- [The problem] Convert the data into a JSON list of strings with one string per line and blank lines omitted. Begin at the line that contains "63, 1118, 146]", stop after the line that contains "map-point-label: 77: [1230, 795, 1250, 809]", and include no other lines.

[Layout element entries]
* * *

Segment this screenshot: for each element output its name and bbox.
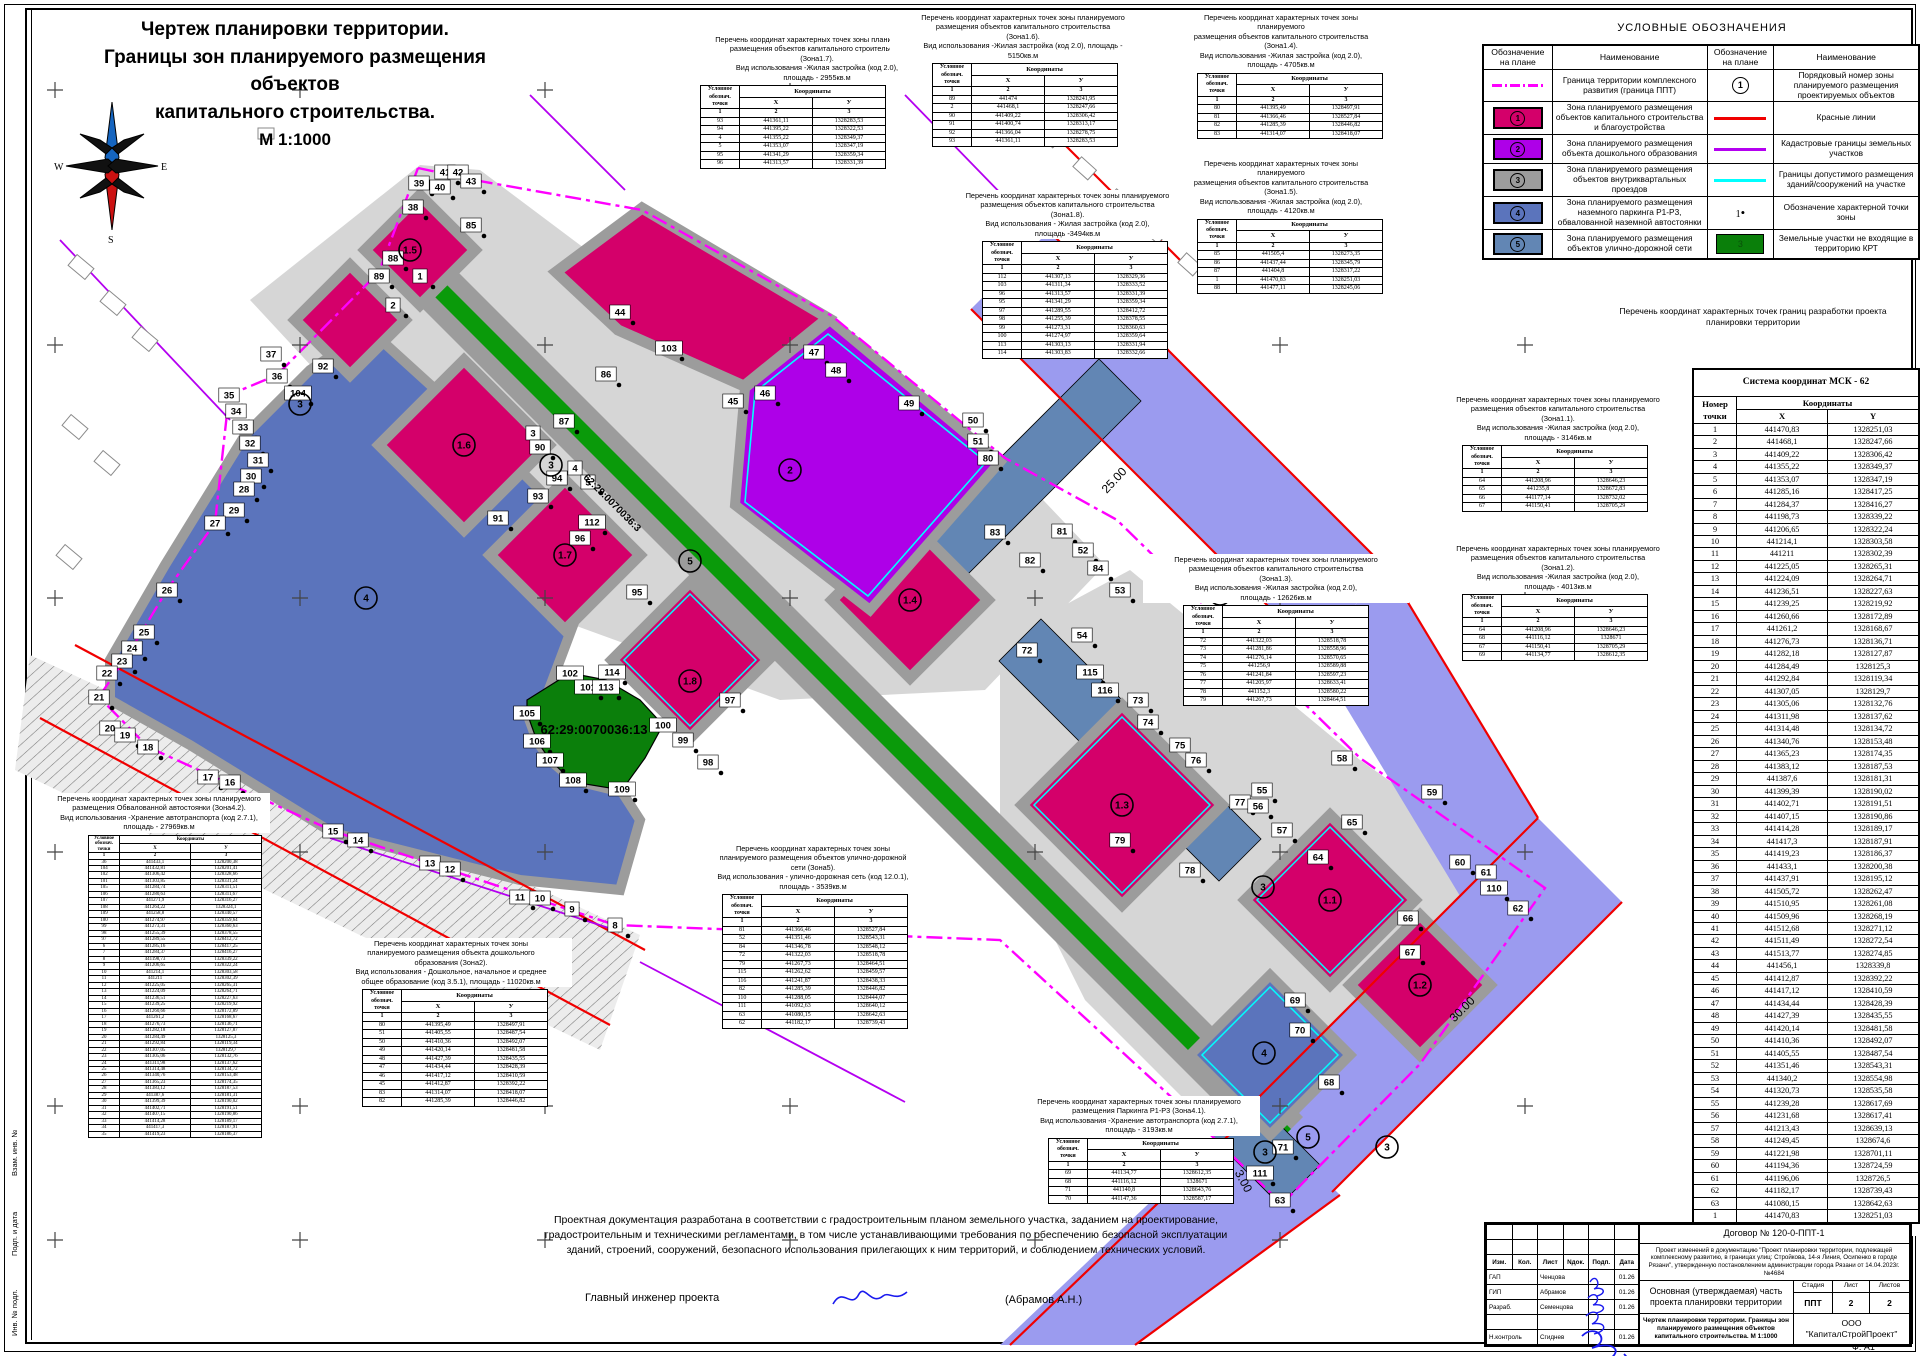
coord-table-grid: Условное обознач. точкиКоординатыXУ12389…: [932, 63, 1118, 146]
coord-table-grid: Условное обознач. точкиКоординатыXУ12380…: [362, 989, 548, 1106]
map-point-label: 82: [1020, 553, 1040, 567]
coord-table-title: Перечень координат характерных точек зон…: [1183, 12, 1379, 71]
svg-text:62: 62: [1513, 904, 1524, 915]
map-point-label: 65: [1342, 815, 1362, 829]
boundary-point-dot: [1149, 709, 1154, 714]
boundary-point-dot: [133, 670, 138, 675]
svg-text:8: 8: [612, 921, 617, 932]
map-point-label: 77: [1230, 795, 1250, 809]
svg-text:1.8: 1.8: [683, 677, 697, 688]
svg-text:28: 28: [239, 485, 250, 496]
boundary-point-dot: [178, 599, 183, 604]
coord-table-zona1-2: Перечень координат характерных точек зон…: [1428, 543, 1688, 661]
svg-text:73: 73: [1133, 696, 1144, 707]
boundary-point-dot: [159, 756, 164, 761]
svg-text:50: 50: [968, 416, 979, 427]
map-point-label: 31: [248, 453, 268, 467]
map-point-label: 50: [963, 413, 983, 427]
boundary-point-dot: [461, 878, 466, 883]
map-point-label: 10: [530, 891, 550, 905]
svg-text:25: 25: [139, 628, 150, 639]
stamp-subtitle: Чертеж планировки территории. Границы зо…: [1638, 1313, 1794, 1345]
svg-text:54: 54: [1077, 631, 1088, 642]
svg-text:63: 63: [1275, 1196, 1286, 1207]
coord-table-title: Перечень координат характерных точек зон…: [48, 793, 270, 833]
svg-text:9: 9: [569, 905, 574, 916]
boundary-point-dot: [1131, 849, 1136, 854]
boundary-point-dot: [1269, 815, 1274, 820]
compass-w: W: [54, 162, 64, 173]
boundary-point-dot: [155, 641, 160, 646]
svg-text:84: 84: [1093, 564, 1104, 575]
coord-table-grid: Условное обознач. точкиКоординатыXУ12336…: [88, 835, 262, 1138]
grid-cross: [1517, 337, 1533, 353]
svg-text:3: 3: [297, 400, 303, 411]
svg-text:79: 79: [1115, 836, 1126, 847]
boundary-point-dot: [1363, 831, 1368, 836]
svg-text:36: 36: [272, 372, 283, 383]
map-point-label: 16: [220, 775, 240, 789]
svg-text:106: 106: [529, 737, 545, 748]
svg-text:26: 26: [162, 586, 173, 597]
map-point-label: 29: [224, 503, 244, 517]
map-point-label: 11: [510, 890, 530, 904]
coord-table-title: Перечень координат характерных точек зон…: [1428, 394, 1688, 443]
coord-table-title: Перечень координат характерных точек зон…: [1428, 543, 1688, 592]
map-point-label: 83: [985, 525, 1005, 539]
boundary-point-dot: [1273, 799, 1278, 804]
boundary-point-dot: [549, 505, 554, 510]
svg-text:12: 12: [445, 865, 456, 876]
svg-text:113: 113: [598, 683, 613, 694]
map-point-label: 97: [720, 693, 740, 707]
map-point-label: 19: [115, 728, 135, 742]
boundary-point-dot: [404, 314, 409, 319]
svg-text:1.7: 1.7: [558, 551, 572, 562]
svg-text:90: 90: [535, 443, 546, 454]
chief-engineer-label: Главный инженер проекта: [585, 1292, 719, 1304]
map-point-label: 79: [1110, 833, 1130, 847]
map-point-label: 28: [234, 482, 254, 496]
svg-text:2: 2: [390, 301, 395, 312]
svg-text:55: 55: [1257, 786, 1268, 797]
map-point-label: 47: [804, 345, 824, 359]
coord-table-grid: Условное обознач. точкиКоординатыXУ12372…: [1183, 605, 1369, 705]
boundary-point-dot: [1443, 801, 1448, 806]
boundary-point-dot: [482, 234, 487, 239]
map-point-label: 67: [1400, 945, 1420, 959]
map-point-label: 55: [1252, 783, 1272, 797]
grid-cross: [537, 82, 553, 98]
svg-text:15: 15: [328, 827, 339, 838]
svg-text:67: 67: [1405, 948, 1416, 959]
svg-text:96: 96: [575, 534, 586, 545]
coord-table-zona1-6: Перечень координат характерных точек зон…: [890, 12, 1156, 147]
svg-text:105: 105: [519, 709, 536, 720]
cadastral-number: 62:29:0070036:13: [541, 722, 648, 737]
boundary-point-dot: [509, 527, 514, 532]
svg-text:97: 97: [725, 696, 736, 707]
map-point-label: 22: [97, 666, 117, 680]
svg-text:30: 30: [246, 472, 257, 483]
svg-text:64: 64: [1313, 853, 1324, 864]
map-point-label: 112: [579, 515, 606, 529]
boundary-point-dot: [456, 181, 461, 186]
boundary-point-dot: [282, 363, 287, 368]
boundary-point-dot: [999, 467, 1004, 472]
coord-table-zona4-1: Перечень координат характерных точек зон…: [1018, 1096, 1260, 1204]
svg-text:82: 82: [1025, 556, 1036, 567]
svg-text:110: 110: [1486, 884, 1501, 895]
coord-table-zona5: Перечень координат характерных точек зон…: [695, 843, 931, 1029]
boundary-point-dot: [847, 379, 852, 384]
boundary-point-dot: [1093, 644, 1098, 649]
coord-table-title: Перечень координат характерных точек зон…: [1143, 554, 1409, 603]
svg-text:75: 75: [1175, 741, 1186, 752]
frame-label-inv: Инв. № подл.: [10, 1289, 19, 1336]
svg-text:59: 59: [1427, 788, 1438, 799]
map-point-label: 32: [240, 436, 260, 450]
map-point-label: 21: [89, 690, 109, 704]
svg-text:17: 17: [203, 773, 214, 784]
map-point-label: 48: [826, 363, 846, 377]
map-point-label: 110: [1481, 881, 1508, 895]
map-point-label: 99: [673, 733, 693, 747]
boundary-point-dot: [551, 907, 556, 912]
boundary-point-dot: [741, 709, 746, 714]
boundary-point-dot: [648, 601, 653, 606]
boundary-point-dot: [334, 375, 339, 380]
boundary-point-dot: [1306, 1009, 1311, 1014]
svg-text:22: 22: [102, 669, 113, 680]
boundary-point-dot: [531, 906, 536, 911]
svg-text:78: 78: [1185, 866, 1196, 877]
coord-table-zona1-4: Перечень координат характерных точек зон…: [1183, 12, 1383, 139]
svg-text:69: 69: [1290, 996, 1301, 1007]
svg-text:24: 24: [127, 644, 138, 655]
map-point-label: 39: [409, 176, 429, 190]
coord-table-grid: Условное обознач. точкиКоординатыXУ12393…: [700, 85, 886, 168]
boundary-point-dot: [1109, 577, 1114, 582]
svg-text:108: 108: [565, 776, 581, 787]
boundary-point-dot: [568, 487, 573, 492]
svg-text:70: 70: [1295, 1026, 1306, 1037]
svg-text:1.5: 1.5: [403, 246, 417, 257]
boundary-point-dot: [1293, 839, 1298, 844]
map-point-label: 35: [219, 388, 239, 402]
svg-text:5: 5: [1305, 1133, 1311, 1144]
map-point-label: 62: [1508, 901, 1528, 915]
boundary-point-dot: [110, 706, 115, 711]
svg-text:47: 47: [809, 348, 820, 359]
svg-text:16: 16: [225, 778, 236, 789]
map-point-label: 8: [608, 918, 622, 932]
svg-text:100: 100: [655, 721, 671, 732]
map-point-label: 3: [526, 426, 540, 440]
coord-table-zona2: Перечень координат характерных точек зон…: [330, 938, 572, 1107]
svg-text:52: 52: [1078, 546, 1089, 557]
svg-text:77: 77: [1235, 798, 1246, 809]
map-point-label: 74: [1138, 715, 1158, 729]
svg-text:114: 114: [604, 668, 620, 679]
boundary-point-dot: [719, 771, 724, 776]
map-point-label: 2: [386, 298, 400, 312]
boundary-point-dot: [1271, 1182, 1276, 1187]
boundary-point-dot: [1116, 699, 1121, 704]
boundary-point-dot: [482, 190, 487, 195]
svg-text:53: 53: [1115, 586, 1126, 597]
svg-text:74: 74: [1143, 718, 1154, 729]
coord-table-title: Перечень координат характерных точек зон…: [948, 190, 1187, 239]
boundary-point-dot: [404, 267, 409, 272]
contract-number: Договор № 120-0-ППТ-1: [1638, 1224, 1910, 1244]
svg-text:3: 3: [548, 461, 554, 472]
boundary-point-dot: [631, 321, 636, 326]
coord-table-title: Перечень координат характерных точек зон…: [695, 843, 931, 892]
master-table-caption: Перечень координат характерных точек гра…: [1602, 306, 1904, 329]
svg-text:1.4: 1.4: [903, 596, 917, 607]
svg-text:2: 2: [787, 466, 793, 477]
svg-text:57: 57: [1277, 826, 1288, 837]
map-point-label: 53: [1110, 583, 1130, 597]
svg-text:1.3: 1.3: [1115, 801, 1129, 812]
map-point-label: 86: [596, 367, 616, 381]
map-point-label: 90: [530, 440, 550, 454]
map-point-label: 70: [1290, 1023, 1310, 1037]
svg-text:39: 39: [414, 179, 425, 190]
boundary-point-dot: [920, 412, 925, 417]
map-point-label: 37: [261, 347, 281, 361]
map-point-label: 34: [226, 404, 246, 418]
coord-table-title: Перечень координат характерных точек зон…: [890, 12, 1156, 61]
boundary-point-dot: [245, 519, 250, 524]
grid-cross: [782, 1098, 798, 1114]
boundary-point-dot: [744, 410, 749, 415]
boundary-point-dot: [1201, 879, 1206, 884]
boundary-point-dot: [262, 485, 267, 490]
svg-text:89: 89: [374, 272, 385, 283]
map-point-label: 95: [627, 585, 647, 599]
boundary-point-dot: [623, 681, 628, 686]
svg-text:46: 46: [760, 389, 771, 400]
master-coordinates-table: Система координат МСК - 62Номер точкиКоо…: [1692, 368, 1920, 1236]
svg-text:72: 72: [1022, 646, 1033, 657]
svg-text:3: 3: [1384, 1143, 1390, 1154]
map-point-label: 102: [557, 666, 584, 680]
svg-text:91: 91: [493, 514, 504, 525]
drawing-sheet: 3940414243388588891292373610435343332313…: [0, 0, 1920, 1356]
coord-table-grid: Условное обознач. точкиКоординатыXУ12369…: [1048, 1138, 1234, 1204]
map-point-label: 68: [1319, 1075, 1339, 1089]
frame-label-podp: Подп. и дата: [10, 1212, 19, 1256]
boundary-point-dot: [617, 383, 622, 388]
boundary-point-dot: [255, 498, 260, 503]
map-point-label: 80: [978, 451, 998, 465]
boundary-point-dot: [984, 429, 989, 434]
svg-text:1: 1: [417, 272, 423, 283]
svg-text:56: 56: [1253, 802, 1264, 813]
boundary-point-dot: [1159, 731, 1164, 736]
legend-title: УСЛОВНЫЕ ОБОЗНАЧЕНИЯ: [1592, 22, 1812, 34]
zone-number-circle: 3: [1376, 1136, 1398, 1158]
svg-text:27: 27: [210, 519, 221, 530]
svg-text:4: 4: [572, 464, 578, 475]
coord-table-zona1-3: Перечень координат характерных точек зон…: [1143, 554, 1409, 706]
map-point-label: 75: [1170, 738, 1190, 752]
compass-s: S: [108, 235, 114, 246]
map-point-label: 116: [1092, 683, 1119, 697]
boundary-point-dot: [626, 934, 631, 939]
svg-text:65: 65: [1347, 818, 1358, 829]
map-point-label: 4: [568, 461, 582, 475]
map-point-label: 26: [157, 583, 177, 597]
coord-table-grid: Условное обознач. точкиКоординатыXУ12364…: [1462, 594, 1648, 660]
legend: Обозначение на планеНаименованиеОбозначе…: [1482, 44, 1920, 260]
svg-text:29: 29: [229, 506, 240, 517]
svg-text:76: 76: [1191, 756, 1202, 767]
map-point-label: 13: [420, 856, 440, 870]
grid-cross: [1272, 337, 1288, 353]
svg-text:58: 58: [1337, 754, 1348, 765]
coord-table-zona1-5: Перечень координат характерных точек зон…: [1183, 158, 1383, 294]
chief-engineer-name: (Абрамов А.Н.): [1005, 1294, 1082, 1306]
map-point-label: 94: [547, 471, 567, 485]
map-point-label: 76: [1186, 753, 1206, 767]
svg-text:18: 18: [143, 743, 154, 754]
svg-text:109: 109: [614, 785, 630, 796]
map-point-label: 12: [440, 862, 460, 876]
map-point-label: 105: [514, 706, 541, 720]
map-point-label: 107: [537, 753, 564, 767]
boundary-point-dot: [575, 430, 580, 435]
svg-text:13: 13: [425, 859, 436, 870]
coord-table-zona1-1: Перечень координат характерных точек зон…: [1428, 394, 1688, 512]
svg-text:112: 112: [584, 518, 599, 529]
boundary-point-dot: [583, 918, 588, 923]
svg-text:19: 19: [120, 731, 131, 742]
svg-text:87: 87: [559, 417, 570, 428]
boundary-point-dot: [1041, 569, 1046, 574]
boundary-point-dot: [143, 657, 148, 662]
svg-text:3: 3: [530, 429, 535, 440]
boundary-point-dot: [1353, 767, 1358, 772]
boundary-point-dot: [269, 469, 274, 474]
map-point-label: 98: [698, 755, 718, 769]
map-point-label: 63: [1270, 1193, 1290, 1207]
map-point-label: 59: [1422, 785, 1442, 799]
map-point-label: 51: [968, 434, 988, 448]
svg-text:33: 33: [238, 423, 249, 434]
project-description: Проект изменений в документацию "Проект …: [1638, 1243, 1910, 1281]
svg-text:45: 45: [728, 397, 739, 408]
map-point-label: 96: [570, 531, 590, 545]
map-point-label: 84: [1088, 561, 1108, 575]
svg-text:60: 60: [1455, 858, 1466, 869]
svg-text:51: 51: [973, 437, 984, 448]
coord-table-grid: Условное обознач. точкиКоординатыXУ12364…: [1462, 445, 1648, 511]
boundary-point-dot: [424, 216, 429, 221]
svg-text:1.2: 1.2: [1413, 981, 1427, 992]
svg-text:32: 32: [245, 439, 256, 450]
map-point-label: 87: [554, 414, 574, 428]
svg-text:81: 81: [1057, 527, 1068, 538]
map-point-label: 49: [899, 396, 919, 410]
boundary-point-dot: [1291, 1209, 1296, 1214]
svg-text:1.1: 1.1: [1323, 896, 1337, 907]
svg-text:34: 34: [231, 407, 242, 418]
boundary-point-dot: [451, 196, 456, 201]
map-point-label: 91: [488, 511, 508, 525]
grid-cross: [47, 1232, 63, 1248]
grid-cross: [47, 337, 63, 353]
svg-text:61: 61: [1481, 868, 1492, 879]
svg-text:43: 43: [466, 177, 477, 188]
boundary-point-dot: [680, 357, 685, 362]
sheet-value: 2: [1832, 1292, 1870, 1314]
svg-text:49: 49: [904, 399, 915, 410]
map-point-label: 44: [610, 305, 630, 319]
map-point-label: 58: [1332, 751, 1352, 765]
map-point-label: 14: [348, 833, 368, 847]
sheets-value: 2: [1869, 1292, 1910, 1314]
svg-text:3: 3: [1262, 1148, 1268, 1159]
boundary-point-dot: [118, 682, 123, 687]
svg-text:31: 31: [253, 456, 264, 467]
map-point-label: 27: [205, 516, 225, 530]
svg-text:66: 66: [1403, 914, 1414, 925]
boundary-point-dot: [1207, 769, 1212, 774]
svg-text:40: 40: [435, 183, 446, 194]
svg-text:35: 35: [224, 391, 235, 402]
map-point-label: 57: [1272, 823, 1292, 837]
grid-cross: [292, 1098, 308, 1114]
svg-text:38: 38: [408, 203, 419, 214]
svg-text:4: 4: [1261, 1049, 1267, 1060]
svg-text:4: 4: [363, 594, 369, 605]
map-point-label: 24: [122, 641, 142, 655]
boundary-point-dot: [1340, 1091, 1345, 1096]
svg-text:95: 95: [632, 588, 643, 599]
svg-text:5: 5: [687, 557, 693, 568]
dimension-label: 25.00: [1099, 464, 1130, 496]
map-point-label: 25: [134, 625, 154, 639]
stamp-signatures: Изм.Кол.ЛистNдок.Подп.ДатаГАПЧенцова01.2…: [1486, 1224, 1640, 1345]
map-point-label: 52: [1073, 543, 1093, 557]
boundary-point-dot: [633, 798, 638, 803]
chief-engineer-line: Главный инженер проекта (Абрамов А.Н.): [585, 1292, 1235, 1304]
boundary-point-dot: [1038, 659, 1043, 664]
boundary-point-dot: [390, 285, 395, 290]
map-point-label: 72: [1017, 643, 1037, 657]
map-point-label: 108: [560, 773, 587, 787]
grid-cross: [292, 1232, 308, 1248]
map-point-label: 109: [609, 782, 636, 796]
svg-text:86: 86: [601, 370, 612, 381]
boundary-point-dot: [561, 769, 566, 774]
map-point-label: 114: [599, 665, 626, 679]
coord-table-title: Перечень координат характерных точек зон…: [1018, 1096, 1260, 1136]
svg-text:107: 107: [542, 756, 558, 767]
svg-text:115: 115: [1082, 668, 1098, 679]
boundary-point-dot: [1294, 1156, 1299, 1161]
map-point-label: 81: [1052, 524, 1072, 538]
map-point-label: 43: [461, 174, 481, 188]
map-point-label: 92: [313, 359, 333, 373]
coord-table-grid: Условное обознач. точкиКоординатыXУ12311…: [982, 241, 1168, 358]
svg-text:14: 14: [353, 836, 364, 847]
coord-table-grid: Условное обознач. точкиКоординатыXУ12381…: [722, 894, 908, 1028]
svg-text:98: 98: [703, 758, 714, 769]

* * *

- [Result for this task]
[
  "coord-table-grid: Условное обознач. точкиКоординатыXУ12389…: [932, 63, 1118, 146]",
  "coord-table-grid: Условное обознач. точкиКоординатыXУ12380…: [362, 989, 548, 1106]",
  "map-point-label: 82: [1020, 553, 1040, 567]",
  "coord-table-title: Перечень координат характерных точек зон…: [1183, 12, 1379, 71]",
  "svg-text:62: 62: [1513, 904, 1524, 915]",
  "map-point-label: 65: [1342, 815, 1362, 829]",
  "boundary-point-dot: [1149, 709, 1154, 714]",
  "boundary-point-dot: [133, 670, 138, 675]",
  "svg-text:8: 8: [612, 921, 617, 932]",
  "map-point-label: 77: [1230, 795, 1250, 809]"
]